# Start of SUPPLIED INFORMATION
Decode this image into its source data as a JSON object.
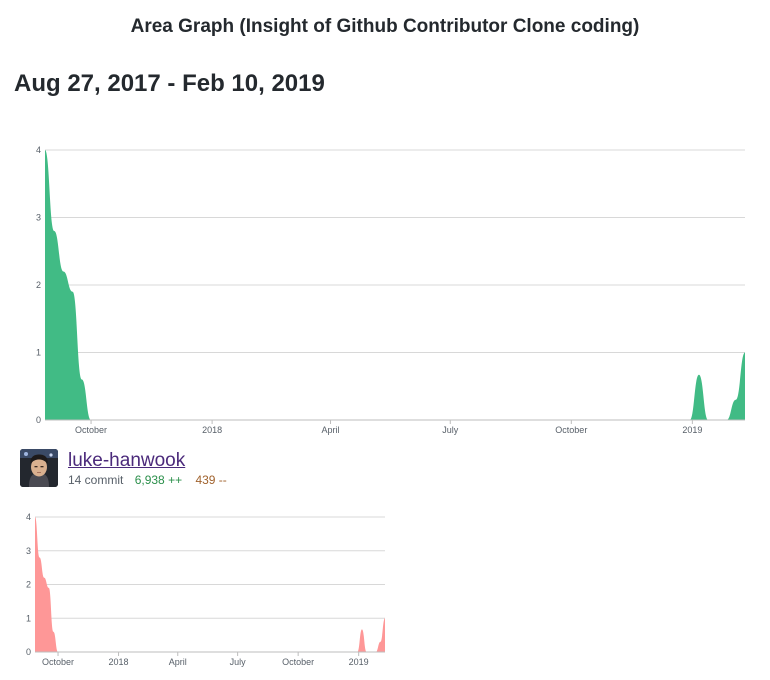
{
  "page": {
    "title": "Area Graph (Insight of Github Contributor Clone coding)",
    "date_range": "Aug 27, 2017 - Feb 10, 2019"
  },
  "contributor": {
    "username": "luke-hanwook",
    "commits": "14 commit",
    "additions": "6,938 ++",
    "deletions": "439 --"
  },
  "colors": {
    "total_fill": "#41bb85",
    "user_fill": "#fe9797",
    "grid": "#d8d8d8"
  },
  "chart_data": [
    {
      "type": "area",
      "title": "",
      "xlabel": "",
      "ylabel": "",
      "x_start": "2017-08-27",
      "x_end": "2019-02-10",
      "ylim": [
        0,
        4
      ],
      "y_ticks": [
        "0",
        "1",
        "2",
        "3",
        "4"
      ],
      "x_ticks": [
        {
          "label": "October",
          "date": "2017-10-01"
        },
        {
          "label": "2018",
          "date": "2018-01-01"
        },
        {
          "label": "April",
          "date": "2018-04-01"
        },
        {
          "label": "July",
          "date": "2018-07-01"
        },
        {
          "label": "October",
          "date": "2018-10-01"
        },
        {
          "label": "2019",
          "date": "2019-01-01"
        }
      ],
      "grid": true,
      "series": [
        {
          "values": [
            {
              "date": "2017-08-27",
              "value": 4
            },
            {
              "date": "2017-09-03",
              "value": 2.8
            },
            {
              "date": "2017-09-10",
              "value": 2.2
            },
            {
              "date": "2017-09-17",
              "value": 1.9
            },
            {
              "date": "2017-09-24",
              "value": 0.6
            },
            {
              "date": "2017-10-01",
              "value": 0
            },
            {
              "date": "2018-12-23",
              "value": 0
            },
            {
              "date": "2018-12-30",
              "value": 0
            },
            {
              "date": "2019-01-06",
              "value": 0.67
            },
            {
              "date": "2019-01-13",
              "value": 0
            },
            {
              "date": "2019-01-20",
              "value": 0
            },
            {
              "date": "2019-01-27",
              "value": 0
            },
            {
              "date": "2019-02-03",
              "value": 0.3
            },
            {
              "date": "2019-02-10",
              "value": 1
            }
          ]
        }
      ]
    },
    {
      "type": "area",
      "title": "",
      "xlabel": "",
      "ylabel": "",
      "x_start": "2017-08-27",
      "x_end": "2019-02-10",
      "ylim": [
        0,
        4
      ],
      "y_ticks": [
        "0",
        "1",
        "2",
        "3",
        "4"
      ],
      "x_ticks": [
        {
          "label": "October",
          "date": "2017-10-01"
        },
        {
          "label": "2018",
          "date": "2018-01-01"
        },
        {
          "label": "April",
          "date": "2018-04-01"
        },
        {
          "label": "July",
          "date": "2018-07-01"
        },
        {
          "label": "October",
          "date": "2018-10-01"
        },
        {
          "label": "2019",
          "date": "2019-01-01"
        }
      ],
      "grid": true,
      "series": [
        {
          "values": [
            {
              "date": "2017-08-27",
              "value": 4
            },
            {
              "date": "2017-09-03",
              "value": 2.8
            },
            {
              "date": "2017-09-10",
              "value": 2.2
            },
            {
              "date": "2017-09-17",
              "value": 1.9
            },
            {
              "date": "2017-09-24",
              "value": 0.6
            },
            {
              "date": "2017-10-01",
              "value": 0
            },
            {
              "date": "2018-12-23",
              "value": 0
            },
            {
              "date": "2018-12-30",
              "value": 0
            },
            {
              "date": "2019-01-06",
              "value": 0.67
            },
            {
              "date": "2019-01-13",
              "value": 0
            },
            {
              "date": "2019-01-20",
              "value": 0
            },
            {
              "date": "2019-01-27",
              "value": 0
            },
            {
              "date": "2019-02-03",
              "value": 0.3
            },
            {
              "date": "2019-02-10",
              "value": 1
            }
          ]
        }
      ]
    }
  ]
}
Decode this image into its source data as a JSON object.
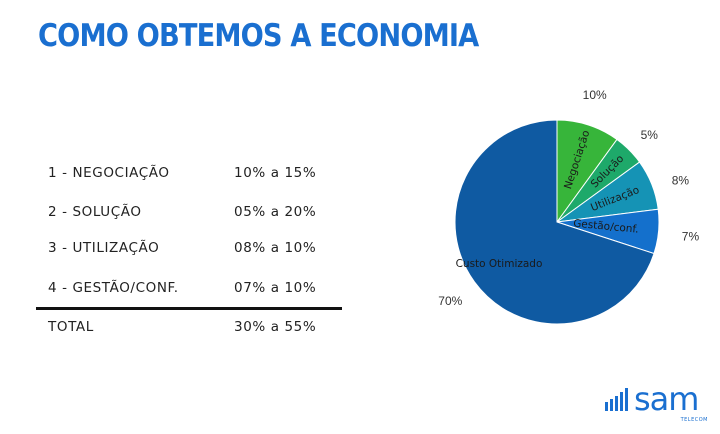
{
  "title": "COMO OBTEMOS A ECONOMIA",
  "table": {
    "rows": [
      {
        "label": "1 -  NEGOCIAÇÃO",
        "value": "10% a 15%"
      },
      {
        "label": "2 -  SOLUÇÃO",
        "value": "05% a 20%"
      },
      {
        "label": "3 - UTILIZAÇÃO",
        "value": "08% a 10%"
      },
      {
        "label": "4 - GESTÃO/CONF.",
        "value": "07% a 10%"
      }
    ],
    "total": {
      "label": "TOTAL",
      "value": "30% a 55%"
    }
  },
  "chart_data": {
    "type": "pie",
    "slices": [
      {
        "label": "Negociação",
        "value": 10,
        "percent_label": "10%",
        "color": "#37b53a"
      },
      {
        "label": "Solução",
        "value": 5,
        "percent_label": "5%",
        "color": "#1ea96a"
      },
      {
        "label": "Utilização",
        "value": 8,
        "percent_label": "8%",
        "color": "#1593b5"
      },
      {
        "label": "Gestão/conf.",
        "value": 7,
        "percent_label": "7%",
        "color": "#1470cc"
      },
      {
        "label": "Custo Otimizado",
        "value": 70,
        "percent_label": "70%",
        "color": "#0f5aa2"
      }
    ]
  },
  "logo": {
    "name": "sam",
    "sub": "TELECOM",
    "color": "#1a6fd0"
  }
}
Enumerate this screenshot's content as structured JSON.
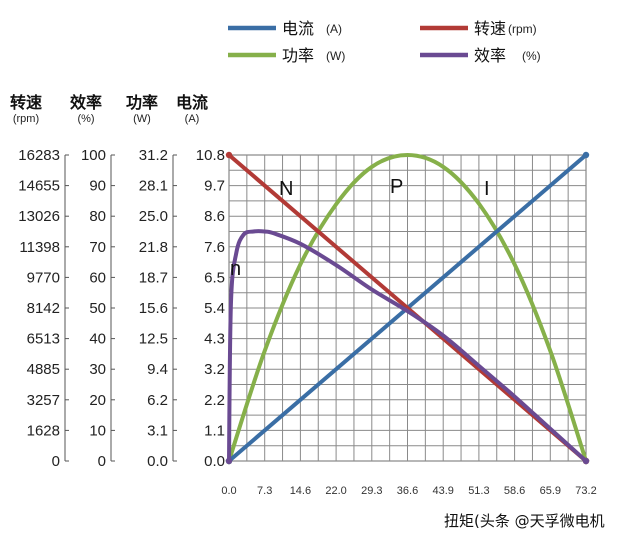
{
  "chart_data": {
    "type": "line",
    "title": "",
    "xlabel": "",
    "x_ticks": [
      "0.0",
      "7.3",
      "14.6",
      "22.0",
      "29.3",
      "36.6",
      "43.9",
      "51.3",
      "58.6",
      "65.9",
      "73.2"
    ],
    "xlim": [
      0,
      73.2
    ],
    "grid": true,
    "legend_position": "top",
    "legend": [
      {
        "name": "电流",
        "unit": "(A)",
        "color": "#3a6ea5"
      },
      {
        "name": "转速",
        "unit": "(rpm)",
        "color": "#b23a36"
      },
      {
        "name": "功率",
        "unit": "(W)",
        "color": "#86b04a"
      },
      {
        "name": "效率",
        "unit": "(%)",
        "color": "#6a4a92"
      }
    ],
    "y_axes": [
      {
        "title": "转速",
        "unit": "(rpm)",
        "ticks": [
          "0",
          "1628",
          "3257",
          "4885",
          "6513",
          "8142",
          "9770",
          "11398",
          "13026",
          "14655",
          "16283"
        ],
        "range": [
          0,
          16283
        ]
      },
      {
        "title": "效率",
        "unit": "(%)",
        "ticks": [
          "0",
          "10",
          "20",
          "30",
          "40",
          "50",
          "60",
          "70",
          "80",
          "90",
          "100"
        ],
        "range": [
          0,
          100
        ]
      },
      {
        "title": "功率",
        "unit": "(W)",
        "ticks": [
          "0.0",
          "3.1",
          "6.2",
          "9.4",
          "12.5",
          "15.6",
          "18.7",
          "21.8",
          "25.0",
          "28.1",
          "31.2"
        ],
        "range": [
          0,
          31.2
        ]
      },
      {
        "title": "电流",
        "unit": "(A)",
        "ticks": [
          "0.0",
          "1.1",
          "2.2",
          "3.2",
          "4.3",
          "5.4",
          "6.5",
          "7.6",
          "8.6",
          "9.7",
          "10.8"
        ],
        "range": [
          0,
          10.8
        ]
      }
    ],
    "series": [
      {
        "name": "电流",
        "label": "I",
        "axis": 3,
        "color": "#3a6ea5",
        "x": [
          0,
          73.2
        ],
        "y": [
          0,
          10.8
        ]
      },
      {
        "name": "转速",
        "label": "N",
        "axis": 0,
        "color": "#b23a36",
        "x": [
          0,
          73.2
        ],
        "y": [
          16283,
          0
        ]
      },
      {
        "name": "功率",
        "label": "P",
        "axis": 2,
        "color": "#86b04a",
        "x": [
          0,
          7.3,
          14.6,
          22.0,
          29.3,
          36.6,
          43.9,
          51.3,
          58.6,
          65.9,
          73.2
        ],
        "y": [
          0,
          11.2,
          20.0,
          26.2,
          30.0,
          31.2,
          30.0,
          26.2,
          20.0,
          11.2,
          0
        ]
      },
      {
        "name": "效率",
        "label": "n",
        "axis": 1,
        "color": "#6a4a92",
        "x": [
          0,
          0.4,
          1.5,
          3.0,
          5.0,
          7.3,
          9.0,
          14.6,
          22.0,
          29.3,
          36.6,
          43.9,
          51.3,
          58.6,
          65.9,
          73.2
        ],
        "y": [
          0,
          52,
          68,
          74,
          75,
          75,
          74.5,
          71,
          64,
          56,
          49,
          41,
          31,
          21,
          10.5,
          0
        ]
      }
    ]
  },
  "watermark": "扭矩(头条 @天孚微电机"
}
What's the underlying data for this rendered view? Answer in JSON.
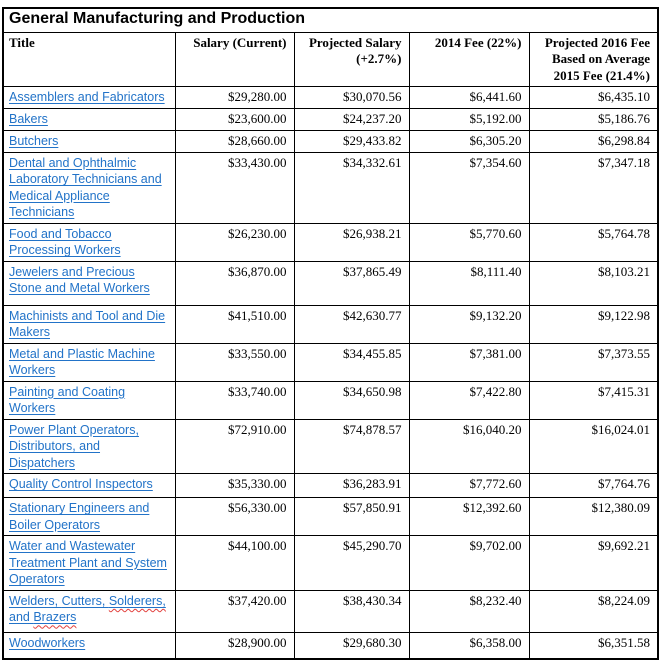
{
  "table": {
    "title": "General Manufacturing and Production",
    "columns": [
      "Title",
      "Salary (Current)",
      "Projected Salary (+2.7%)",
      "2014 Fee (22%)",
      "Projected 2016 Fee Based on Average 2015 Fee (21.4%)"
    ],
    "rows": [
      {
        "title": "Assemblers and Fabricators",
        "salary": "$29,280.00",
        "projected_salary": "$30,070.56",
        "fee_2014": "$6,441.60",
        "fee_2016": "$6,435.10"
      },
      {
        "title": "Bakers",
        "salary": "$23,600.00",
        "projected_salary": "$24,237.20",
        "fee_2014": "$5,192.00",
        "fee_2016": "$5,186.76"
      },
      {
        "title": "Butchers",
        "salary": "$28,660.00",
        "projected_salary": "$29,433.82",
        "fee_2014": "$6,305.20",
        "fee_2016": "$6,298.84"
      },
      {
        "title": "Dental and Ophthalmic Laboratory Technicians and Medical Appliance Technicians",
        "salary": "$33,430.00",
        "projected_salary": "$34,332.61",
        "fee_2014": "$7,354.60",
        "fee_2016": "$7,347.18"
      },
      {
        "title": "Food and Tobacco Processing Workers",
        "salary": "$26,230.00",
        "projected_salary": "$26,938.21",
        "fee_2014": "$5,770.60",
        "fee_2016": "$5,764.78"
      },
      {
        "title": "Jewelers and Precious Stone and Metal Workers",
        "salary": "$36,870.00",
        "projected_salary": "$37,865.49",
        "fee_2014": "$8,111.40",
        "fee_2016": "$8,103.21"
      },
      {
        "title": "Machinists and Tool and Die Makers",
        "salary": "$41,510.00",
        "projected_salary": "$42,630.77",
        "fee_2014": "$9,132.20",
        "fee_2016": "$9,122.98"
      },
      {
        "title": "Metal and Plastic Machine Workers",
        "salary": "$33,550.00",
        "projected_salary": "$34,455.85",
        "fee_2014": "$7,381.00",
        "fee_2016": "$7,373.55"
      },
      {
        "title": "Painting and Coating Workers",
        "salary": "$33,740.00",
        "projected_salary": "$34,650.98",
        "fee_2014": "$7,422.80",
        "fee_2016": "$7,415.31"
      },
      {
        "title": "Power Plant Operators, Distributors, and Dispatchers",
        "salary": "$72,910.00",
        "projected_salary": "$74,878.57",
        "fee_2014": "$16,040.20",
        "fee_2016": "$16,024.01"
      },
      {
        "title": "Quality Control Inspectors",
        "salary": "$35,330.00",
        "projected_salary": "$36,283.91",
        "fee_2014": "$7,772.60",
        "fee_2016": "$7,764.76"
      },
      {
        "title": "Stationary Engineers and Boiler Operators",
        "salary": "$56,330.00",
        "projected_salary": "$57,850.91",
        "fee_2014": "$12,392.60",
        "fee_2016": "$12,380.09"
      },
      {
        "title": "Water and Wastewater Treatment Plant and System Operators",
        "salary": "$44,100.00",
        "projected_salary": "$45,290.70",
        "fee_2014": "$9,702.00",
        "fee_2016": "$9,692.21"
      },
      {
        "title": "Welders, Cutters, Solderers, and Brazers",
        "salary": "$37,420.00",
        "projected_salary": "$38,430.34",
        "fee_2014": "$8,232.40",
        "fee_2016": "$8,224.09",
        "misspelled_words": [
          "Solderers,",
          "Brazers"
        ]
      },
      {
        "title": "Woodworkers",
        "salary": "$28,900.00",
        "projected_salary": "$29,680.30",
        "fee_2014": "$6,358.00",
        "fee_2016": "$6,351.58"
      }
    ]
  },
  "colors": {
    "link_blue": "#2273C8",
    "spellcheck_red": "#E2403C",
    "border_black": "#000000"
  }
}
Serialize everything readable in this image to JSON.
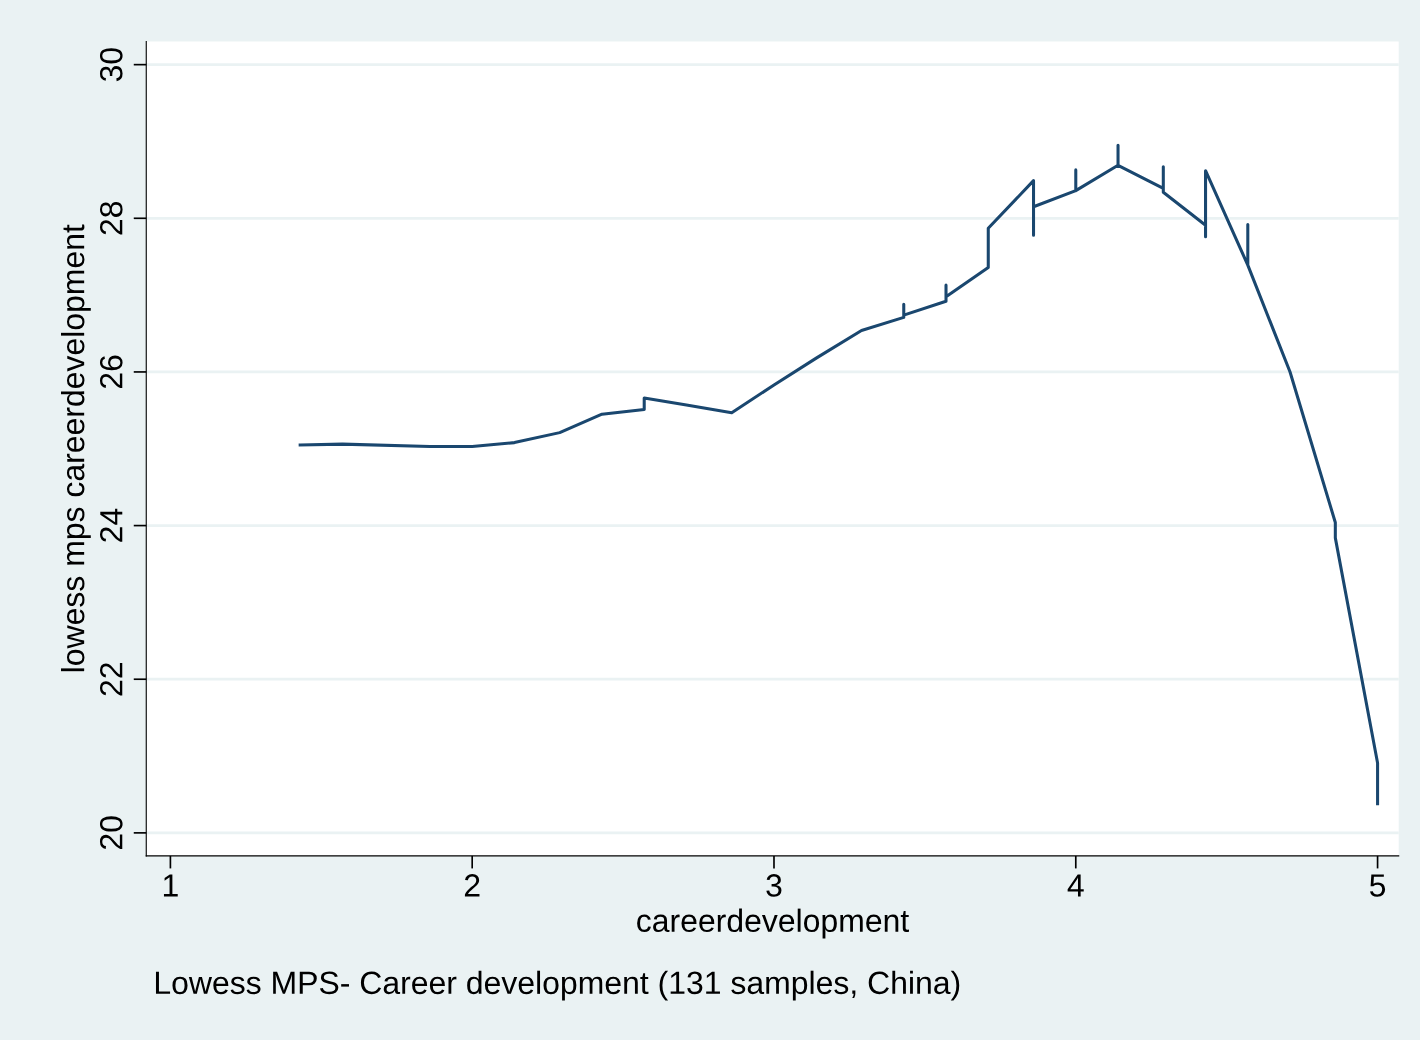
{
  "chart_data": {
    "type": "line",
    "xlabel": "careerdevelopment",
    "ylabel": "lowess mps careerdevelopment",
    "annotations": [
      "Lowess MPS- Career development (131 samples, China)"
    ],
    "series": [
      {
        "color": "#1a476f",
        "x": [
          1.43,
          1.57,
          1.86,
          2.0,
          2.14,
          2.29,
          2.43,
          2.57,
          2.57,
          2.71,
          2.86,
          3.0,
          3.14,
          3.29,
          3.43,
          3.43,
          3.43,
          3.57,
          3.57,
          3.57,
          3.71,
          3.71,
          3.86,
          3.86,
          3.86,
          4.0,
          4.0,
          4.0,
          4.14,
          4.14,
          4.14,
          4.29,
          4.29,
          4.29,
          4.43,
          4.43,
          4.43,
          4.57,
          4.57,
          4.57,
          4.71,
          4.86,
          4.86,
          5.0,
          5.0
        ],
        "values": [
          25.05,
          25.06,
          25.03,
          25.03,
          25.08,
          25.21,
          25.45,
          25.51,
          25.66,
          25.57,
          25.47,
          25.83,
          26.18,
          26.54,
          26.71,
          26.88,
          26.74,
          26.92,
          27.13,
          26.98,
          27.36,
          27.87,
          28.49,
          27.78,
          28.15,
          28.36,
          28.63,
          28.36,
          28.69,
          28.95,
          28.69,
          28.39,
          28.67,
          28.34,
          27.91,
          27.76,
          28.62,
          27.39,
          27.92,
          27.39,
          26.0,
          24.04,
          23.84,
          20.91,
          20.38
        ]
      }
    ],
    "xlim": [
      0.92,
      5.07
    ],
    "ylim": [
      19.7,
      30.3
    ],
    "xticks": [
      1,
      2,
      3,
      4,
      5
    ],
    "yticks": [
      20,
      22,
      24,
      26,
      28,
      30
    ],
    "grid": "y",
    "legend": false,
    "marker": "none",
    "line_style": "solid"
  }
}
# End of SUPPLIED INFORMATION
Select every line of the material above holding the word "JSON" and copy it.

Decode this image into its source data as a JSON object.
Decode this image into its source data as a JSON object.
Enumerate this screenshot's content as structured JSON.
What's the underlying data for this rendered view? Answer in JSON.
Serialize everything readable in this image to JSON.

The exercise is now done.